**What is being asked:**
Show all lines from the data that include the word "title".

**Data to use:**
----

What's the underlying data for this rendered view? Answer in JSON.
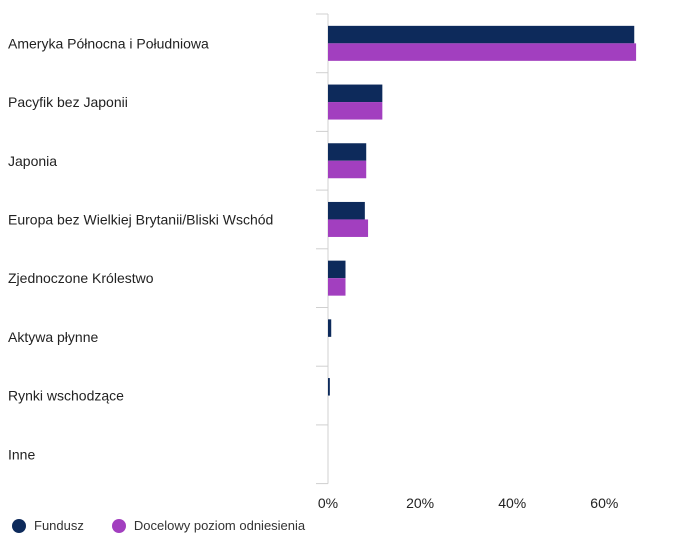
{
  "chart_data": {
    "type": "bar",
    "orientation": "horizontal",
    "categories": [
      "Ameryka Północna i Południowa",
      "Pacyfik bez Japonii",
      "Japonia",
      "Europa bez Wielkiej Brytanii/Bliski Wschód",
      "Zjednoczone Królestwo",
      "Aktywa płynne",
      "Rynki wschodzące",
      "Inne"
    ],
    "series": [
      {
        "name": "Fundusz",
        "color": "#0d2a5b",
        "values": [
          66.5,
          11.8,
          8.3,
          8.0,
          3.8,
          0.7,
          0.4,
          0.0
        ]
      },
      {
        "name": "Docelowy poziom odniesienia",
        "color": "#a23fbf",
        "values": [
          66.9,
          11.8,
          8.3,
          8.7,
          3.8,
          0.0,
          0.0,
          0.0
        ]
      }
    ],
    "xticks": [
      "0%",
      "20%",
      "40%",
      "60%"
    ],
    "tick_values": [
      0,
      20,
      40,
      60
    ],
    "xlim": [
      0,
      76
    ],
    "grid": false,
    "legend_position": "bottom-left"
  }
}
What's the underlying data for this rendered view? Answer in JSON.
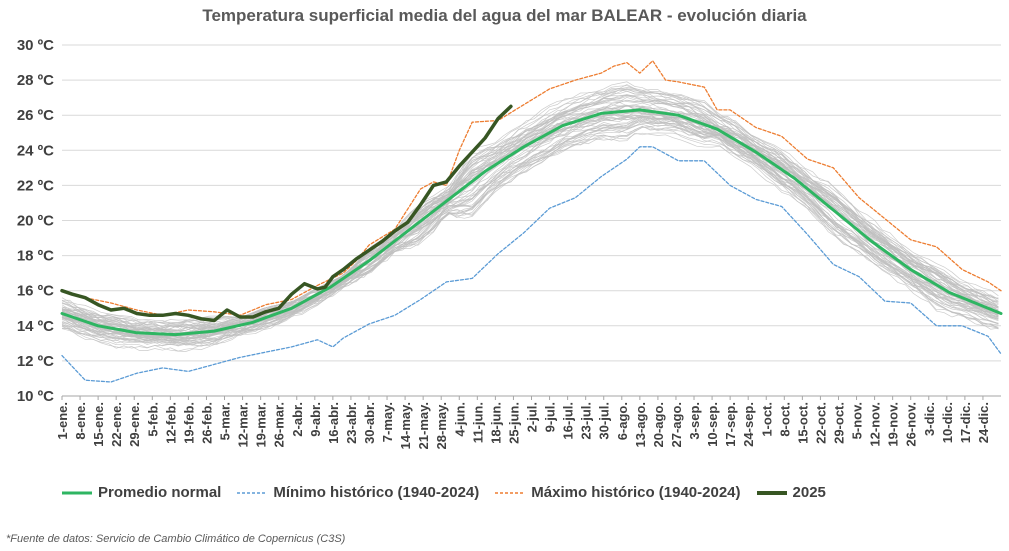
{
  "chart_data": {
    "type": "line",
    "title": "Temperatura superficial media del agua del mar BALEAR - evolución diaria",
    "ylim": [
      10,
      30
    ],
    "y_ticks": [
      "10 ºC",
      "12 ºC",
      "14 ºC",
      "16 ºC",
      "18 ºC",
      "20 ºC",
      "22 ºC",
      "24 ºC",
      "26 ºC",
      "28 ºC",
      "30 ºC"
    ],
    "x_tick_labels": [
      "1-ene.",
      "8-ene.",
      "15-ene.",
      "22-ene.",
      "29-ene.",
      "5-feb.",
      "12-feb.",
      "19-feb.",
      "26-feb.",
      "5-mar.",
      "12-mar.",
      "19-mar.",
      "26-mar.",
      "2-abr.",
      "9-abr.",
      "16-abr.",
      "23-abr.",
      "30-abr.",
      "7-may.",
      "14-may.",
      "21-may.",
      "28-may.",
      "4-jun.",
      "11-jun.",
      "18-jun.",
      "25-jun.",
      "2-jul.",
      "9-jul.",
      "16-jul.",
      "23-jul.",
      "30-jul.",
      "6-ago.",
      "13-ago.",
      "20-ago.",
      "27-ago.",
      "3-sep.",
      "10-sep.",
      "17-sep.",
      "24-sep.",
      "1-oct.",
      "8-oct.",
      "15-oct.",
      "22-oct.",
      "29-oct.",
      "5-nov.",
      "12-nov.",
      "19-nov.",
      "26-nov.",
      "3-dic.",
      "10-dic.",
      "17-dic.",
      "24-dic."
    ],
    "grid": true,
    "legend_position": "bottom",
    "series": [
      {
        "name": "Promedio normal",
        "color": "#2eb562",
        "style": "solid",
        "x": [
          1,
          15,
          30,
          45,
          60,
          75,
          90,
          105,
          120,
          135,
          150,
          165,
          180,
          195,
          210,
          225,
          240,
          255,
          270,
          285,
          300,
          315,
          330,
          345,
          365
        ],
        "values": [
          14.7,
          14.0,
          13.6,
          13.5,
          13.7,
          14.2,
          15.0,
          16.2,
          17.7,
          19.4,
          21.1,
          22.8,
          24.2,
          25.4,
          26.1,
          26.3,
          26.0,
          25.2,
          23.9,
          22.4,
          20.6,
          18.8,
          17.2,
          15.9,
          14.7
        ]
      },
      {
        "name": "Mínimo histórico (1940-2024)",
        "color": "#5b9bd5",
        "style": "dashed",
        "x": [
          1,
          10,
          20,
          30,
          40,
          50,
          60,
          70,
          80,
          90,
          100,
          106,
          110,
          120,
          130,
          140,
          150,
          160,
          170,
          180,
          190,
          200,
          210,
          220,
          225,
          230,
          240,
          250,
          260,
          270,
          280,
          290,
          300,
          310,
          320,
          330,
          340,
          350,
          360,
          365
        ],
        "values": [
          12.3,
          10.9,
          10.8,
          11.3,
          11.6,
          11.4,
          11.8,
          12.2,
          12.5,
          12.8,
          13.2,
          12.8,
          13.3,
          14.1,
          14.6,
          15.5,
          16.5,
          16.7,
          18.1,
          19.3,
          20.7,
          21.3,
          22.5,
          23.5,
          24.2,
          24.2,
          23.4,
          23.4,
          22.0,
          21.2,
          20.8,
          19.2,
          17.5,
          16.8,
          15.4,
          15.3,
          14.0,
          14.0,
          13.4,
          12.4
        ]
      },
      {
        "name": "Máximo histórico (1940-2024)",
        "color": "#ed7d31",
        "style": "dashed",
        "x": [
          1,
          10,
          20,
          30,
          40,
          50,
          60,
          70,
          80,
          90,
          100,
          110,
          115,
          120,
          130,
          140,
          145,
          150,
          155,
          160,
          170,
          180,
          190,
          200,
          210,
          215,
          220,
          225,
          230,
          235,
          240,
          250,
          255,
          260,
          270,
          280,
          290,
          300,
          310,
          320,
          330,
          340,
          350,
          360,
          365
        ],
        "values": [
          16.0,
          15.6,
          15.3,
          14.9,
          14.6,
          14.9,
          14.8,
          14.6,
          15.2,
          15.5,
          16.3,
          17.0,
          17.7,
          18.6,
          19.5,
          21.8,
          22.2,
          22.0,
          24.0,
          25.6,
          25.7,
          26.6,
          27.5,
          28.0,
          28.4,
          28.8,
          29.0,
          28.4,
          29.1,
          28.0,
          27.9,
          27.6,
          26.3,
          26.3,
          25.3,
          24.8,
          23.5,
          23.0,
          21.3,
          20.1,
          18.9,
          18.5,
          17.2,
          16.5,
          16.0
        ]
      },
      {
        "name": "2025",
        "color": "#375623",
        "style": "solid",
        "x": [
          1,
          5,
          10,
          15,
          20,
          25,
          30,
          35,
          40,
          45,
          50,
          55,
          60,
          65,
          70,
          75,
          80,
          85,
          90,
          95,
          100,
          103,
          106,
          110,
          115,
          120,
          125,
          130,
          135,
          140,
          145,
          150,
          155,
          160,
          165,
          170,
          175
        ],
        "values": [
          16.0,
          15.8,
          15.6,
          15.2,
          14.9,
          15.0,
          14.7,
          14.6,
          14.6,
          14.7,
          14.6,
          14.4,
          14.3,
          14.9,
          14.5,
          14.5,
          14.8,
          15.0,
          15.8,
          16.4,
          16.1,
          16.2,
          16.8,
          17.2,
          17.8,
          18.3,
          18.8,
          19.4,
          19.9,
          20.9,
          22.0,
          22.2,
          23.1,
          23.9,
          24.7,
          25.8,
          26.5
        ]
      }
    ],
    "background_series_color": "#bfbfbf",
    "background_series_note": "años individuales 1940-2024 (líneas grises)"
  },
  "legend": [
    {
      "label": "Promedio normal"
    },
    {
      "label": "Mínimo histórico (1940-2024)"
    },
    {
      "label": "Máximo histórico (1940-2024)"
    },
    {
      "label": "2025"
    }
  ],
  "source_note": "*Fuente de datos: Servicio de Cambio Climático de Copernicus (C3S)"
}
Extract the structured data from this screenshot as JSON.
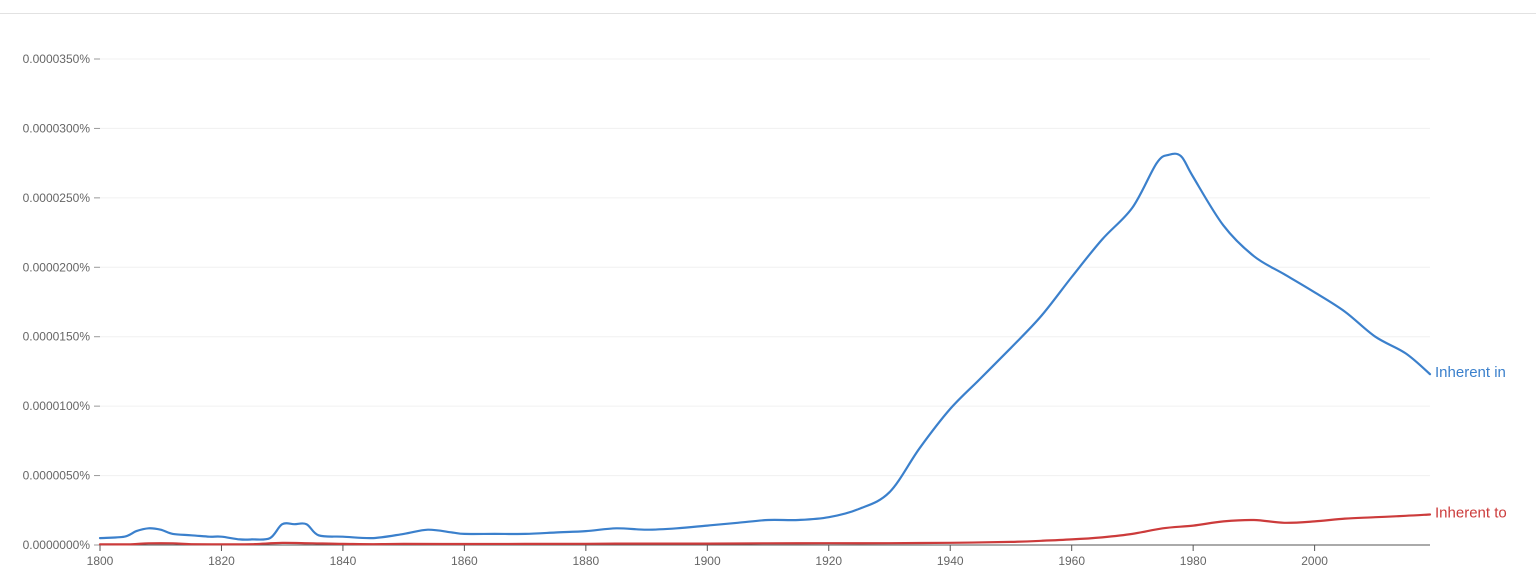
{
  "chart_data": {
    "type": "line",
    "title": "",
    "xlabel": "",
    "ylabel": "",
    "xlim": [
      1800,
      2019
    ],
    "ylim": [
      0,
      3.5e-05
    ],
    "x_ticks": [
      {
        "value": 1800,
        "label": "1800"
      },
      {
        "value": 1820,
        "label": "1820"
      },
      {
        "value": 1840,
        "label": "1840"
      },
      {
        "value": 1860,
        "label": "1860"
      },
      {
        "value": 1880,
        "label": "1880"
      },
      {
        "value": 1900,
        "label": "1900"
      },
      {
        "value": 1920,
        "label": "1920"
      },
      {
        "value": 1940,
        "label": "1940"
      },
      {
        "value": 1960,
        "label": "1960"
      },
      {
        "value": 1980,
        "label": "1980"
      },
      {
        "value": 2000,
        "label": "2000"
      }
    ],
    "y_ticks": [
      {
        "value": 0,
        "label": "0.0000000%"
      },
      {
        "value": 5e-06,
        "label": "0.0000050%"
      },
      {
        "value": 1e-05,
        "label": "0.0000100%"
      },
      {
        "value": 1.5e-05,
        "label": "0.0000150%"
      },
      {
        "value": 2e-05,
        "label": "0.0000200%"
      },
      {
        "value": 2.5e-05,
        "label": "0.0000250%"
      },
      {
        "value": 3e-05,
        "label": "0.0000300%"
      },
      {
        "value": 3.5e-05,
        "label": "0.0000350%"
      }
    ],
    "grid": true,
    "legend": "end-of-line labels",
    "series": [
      {
        "name": "Inherent in",
        "color": "#3b80cc",
        "x": [
          1800,
          1804,
          1806,
          1808,
          1810,
          1812,
          1815,
          1818,
          1820,
          1823,
          1825,
          1828,
          1830,
          1832,
          1834,
          1836,
          1840,
          1845,
          1850,
          1854,
          1858,
          1860,
          1865,
          1870,
          1875,
          1880,
          1885,
          1890,
          1895,
          1900,
          1905,
          1910,
          1915,
          1920,
          1925,
          1930,
          1935,
          1940,
          1945,
          1950,
          1955,
          1960,
          1965,
          1970,
          1974,
          1976,
          1978,
          1980,
          1985,
          1990,
          1995,
          2000,
          2005,
          2010,
          2015,
          2019
        ],
        "values": [
          5e-07,
          6e-07,
          1e-06,
          1.2e-06,
          1.1e-06,
          8e-07,
          7e-07,
          6e-07,
          6e-07,
          4e-07,
          4e-07,
          5e-07,
          1.5e-06,
          1.5e-06,
          1.5e-06,
          7e-07,
          6e-07,
          5e-07,
          8e-07,
          1.1e-06,
          9e-07,
          8e-07,
          8e-07,
          8e-07,
          9e-07,
          1e-06,
          1.2e-06,
          1.1e-06,
          1.2e-06,
          1.4e-06,
          1.6e-06,
          1.8e-06,
          1.8e-06,
          2e-06,
          2.6e-06,
          3.8e-06,
          7e-06,
          9.8e-06,
          1.2e-05,
          1.42e-05,
          1.65e-05,
          1.93e-05,
          2.2e-05,
          2.43e-05,
          2.75e-05,
          2.81e-05,
          2.8e-05,
          2.65e-05,
          2.3e-05,
          2.08e-05,
          1.95e-05,
          1.82e-05,
          1.68e-05,
          1.5e-05,
          1.38e-05,
          1.23e-05
        ]
      },
      {
        "name": "Inherent to",
        "color": "#cc3b3b",
        "x": [
          1800,
          1805,
          1808,
          1812,
          1815,
          1820,
          1825,
          1830,
          1835,
          1840,
          1845,
          1850,
          1860,
          1870,
          1880,
          1890,
          1900,
          1910,
          1920,
          1930,
          1940,
          1950,
          1955,
          1960,
          1965,
          1970,
          1975,
          1980,
          1985,
          1990,
          1995,
          2000,
          2005,
          2010,
          2015,
          2019
        ],
        "values": [
          5e-08,
          5e-08,
          1.2e-07,
          1.2e-07,
          6e-08,
          5e-08,
          6e-08,
          1.5e-07,
          1.2e-07,
          8e-08,
          6e-08,
          8e-08,
          7e-08,
          8e-08,
          9e-08,
          1e-07,
          1e-07,
          1.2e-07,
          1.3e-07,
          1.3e-07,
          1.6e-07,
          2.2e-07,
          3e-07,
          4e-07,
          5.5e-07,
          8e-07,
          1.2e-06,
          1.4e-06,
          1.7e-06,
          1.8e-06,
          1.6e-06,
          1.7e-06,
          1.9e-06,
          2e-06,
          2.1e-06,
          2.2e-06
        ]
      }
    ]
  }
}
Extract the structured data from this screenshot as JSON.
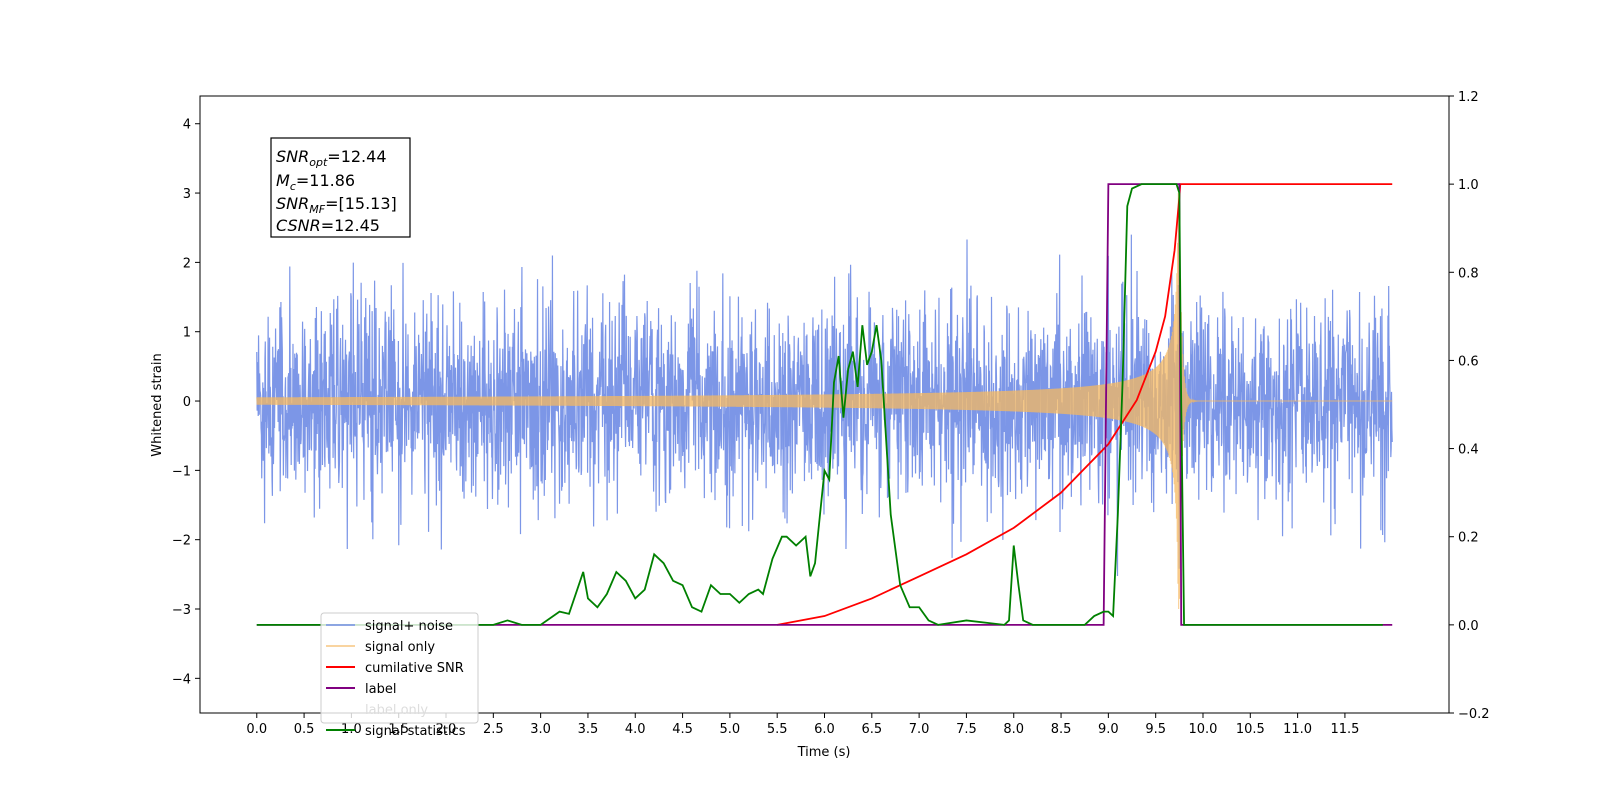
{
  "chart_data": {
    "type": "line",
    "xlabel": "Time (s)",
    "ylabel": "Whitened strain",
    "xlim": [
      -0.6,
      12.6
    ],
    "ylim": [
      -4.5,
      4.4
    ],
    "y2lim": [
      -0.2,
      1.2
    ],
    "xticks": [
      "0.0",
      "0.5",
      "1.0",
      "1.5",
      "2.0",
      "2.5",
      "3.0",
      "3.5",
      "4.0",
      "4.5",
      "5.0",
      "5.5",
      "6.0",
      "6.5",
      "7.0",
      "7.5",
      "8.0",
      "8.5",
      "9.0",
      "9.5",
      "10.0",
      "10.5",
      "11.0",
      "11.5"
    ],
    "yticks": [
      "4",
      "3",
      "2",
      "1",
      "0",
      "−1",
      "−2",
      "−3",
      "−4"
    ],
    "y2ticks": [
      "1.2",
      "1.0",
      "0.8",
      "0.6",
      "0.4",
      "0.2",
      "0.0",
      "−0.2"
    ],
    "info_box": {
      "snr_opt": {
        "main": "SNR",
        "sub": "opt",
        "value": "=12.44"
      },
      "mc": {
        "main": "M",
        "sub": "c",
        "value": "=11.86"
      },
      "snr_mf": {
        "main": "SNR",
        "sub": "MF",
        "value": "=[15.13]"
      },
      "csnr": {
        "main": "CSNR",
        "value": "=12.45"
      }
    },
    "legend_position": "lower-left",
    "series": [
      {
        "name": "signal+ noise",
        "color": "#7590e6",
        "axis": "left",
        "noise_std": 0.72,
        "t_range": [
          0.0,
          12.0
        ]
      },
      {
        "name": "signal only",
        "color": "#f5b860",
        "axis": "left",
        "merger_time": 9.75,
        "peak_amplitude": 3.0
      },
      {
        "name": "cumilative SNR",
        "color": "#ff0000",
        "axis": "right",
        "x": [
          5.5,
          6.0,
          6.5,
          7.0,
          7.5,
          8.0,
          8.5,
          9.0,
          9.3,
          9.5,
          9.6,
          9.7,
          9.75,
          9.76,
          12.0
        ],
        "y": [
          0.0,
          0.02,
          0.06,
          0.11,
          0.16,
          0.22,
          0.3,
          0.41,
          0.51,
          0.62,
          0.7,
          0.85,
          0.97,
          1.0,
          1.0
        ]
      },
      {
        "name": "label",
        "color": "#800080",
        "axis": "right",
        "x": [
          0.0,
          8.95,
          9.0,
          9.75,
          9.77,
          12.0
        ],
        "y": [
          0.0,
          0.0,
          1.0,
          1.0,
          0.0,
          0.0
        ]
      },
      {
        "name": "label only",
        "color": "#ffffff",
        "axis": "right",
        "x": [],
        "y": []
      },
      {
        "name": "signal statistics",
        "color": "#008000",
        "axis": "right",
        "x": [
          0.0,
          2.5,
          2.65,
          2.8,
          3.0,
          3.2,
          3.3,
          3.45,
          3.5,
          3.6,
          3.7,
          3.8,
          3.9,
          4.0,
          4.1,
          4.2,
          4.3,
          4.4,
          4.5,
          4.6,
          4.7,
          4.8,
          4.9,
          5.0,
          5.1,
          5.2,
          5.3,
          5.35,
          5.45,
          5.55,
          5.6,
          5.7,
          5.8,
          5.85,
          5.9,
          6.0,
          6.05,
          6.1,
          6.15,
          6.2,
          6.25,
          6.3,
          6.35,
          6.4,
          6.45,
          6.5,
          6.55,
          6.6,
          6.7,
          6.8,
          6.9,
          7.0,
          7.1,
          7.2,
          7.5,
          7.9,
          7.95,
          8.0,
          8.05,
          8.1,
          8.2,
          8.5,
          8.75,
          8.85,
          8.95,
          9.0,
          9.05,
          9.1,
          9.15,
          9.2,
          9.25,
          9.35,
          9.72,
          9.75,
          9.77,
          9.8,
          11.9
        ],
        "y": [
          0.0,
          0.0,
          0.01,
          0.0,
          0.0,
          0.03,
          0.025,
          0.12,
          0.06,
          0.04,
          0.07,
          0.12,
          0.1,
          0.06,
          0.08,
          0.16,
          0.14,
          0.1,
          0.09,
          0.04,
          0.03,
          0.09,
          0.07,
          0.07,
          0.05,
          0.07,
          0.08,
          0.07,
          0.15,
          0.2,
          0.2,
          0.18,
          0.2,
          0.11,
          0.14,
          0.35,
          0.33,
          0.55,
          0.61,
          0.47,
          0.58,
          0.62,
          0.54,
          0.68,
          0.59,
          0.62,
          0.68,
          0.6,
          0.25,
          0.09,
          0.04,
          0.04,
          0.01,
          0.0,
          0.01,
          0.0,
          0.01,
          0.18,
          0.09,
          0.01,
          0.0,
          0.0,
          0.0,
          0.02,
          0.03,
          0.03,
          0.02,
          0.25,
          0.55,
          0.95,
          0.99,
          1.0,
          1.0,
          0.98,
          0.5,
          0.0,
          0.0
        ]
      }
    ]
  }
}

----

**Answer to this exercise:**
    "title": "Temperatura superficial media del agua del mar BALEAR - evolución diaria",
    "title": "",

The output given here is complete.